Collected data entries
########################################
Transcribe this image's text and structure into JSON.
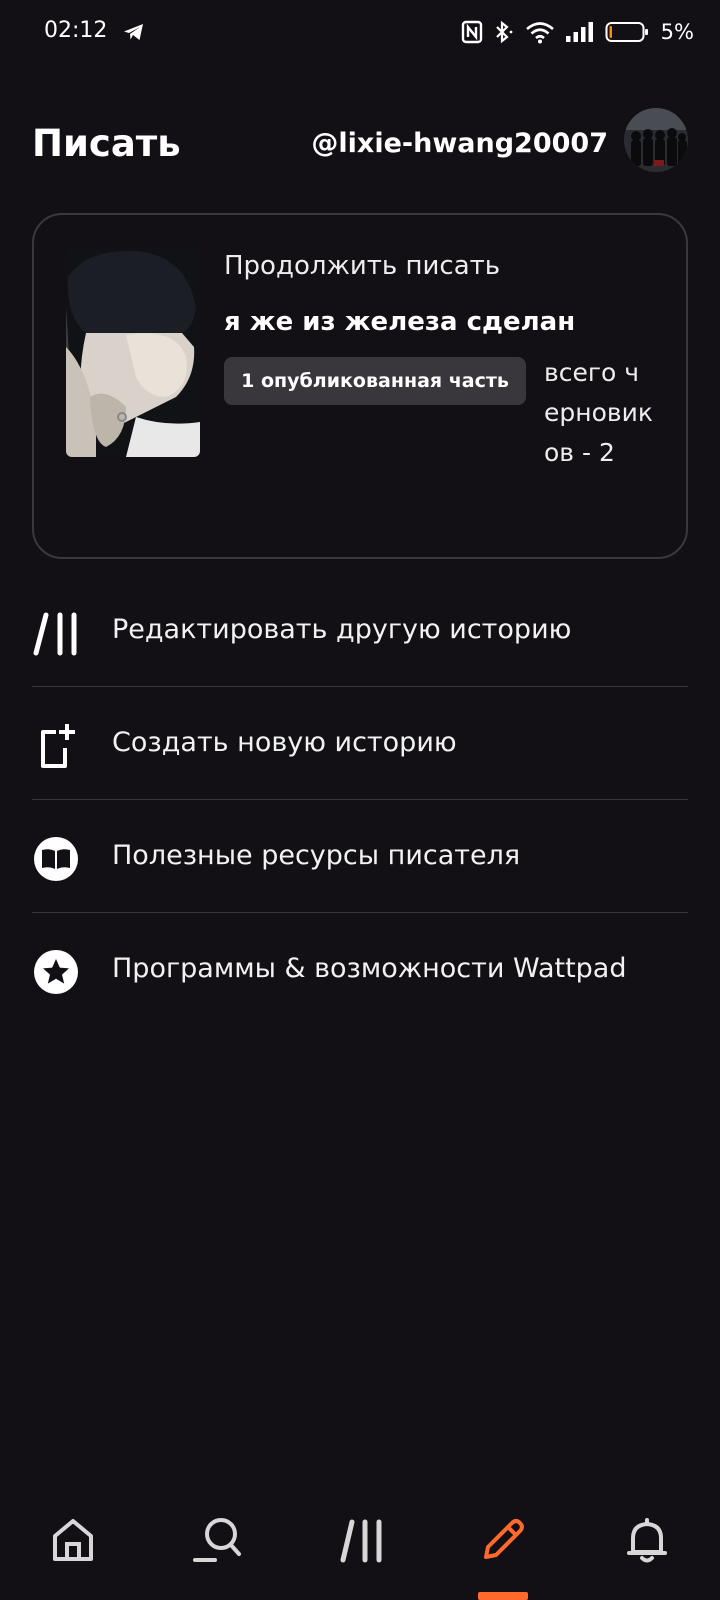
{
  "status_bar": {
    "time": "02:12",
    "battery_percent": "5%",
    "icons": [
      "telegram-icon",
      "nfc-icon",
      "bluetooth-icon",
      "wifi-icon",
      "signal-icon",
      "battery-icon"
    ]
  },
  "header": {
    "title": "Писать",
    "username": "@lixie-hwang20007"
  },
  "continue_card": {
    "label": "Продолжить писать",
    "story_title": "я же из железа сделан",
    "published_badge": "1 опубликованная часть",
    "drafts_text": "всего черновиков - 2"
  },
  "menu": {
    "items": [
      {
        "label": "Редактировать другую историю",
        "icon": "library-slash-icon"
      },
      {
        "label": "Создать новую историю",
        "icon": "new-story-icon"
      },
      {
        "label": "Полезные ресурсы писателя",
        "icon": "book-icon"
      },
      {
        "label": "Программы & возможности Wattpad",
        "icon": "star-icon"
      }
    ]
  },
  "bottom_nav": {
    "items": [
      "home-icon",
      "search-icon",
      "library-icon",
      "write-icon",
      "notifications-icon"
    ],
    "active": "write-icon"
  },
  "colors": {
    "background": "#121014",
    "accent": "#ff6a2c",
    "card_border": "#3a383c",
    "badge_bg": "#39373b",
    "divider": "#38363a"
  }
}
########################################
Copy out the data above exactly, except the pictures.

→ Output for this exercise:
Transcribe this image's text and structure into JSON.
{
  "status_bar": {
    "time": "02:12",
    "battery_percent": "5%",
    "icons": [
      "telegram-icon",
      "nfc-icon",
      "bluetooth-icon",
      "wifi-icon",
      "signal-icon",
      "battery-icon"
    ]
  },
  "header": {
    "title": "Писать",
    "username": "@lixie-hwang20007"
  },
  "continue_card": {
    "label": "Продолжить писать",
    "story_title": "я же из железа сделан",
    "published_badge": "1 опубликованная часть",
    "drafts_text": "всего черновиков - 2"
  },
  "menu": {
    "items": [
      {
        "label": "Редактировать другую историю",
        "icon": "library-slash-icon"
      },
      {
        "label": "Создать новую историю",
        "icon": "new-story-icon"
      },
      {
        "label": "Полезные ресурсы писателя",
        "icon": "book-icon"
      },
      {
        "label": "Программы & возможности Wattpad",
        "icon": "star-icon"
      }
    ]
  },
  "bottom_nav": {
    "items": [
      "home-icon",
      "search-icon",
      "library-icon",
      "write-icon",
      "notifications-icon"
    ],
    "active": "write-icon"
  },
  "colors": {
    "background": "#121014",
    "accent": "#ff6a2c",
    "card_border": "#3a383c",
    "badge_bg": "#39373b",
    "divider": "#38363a"
  }
}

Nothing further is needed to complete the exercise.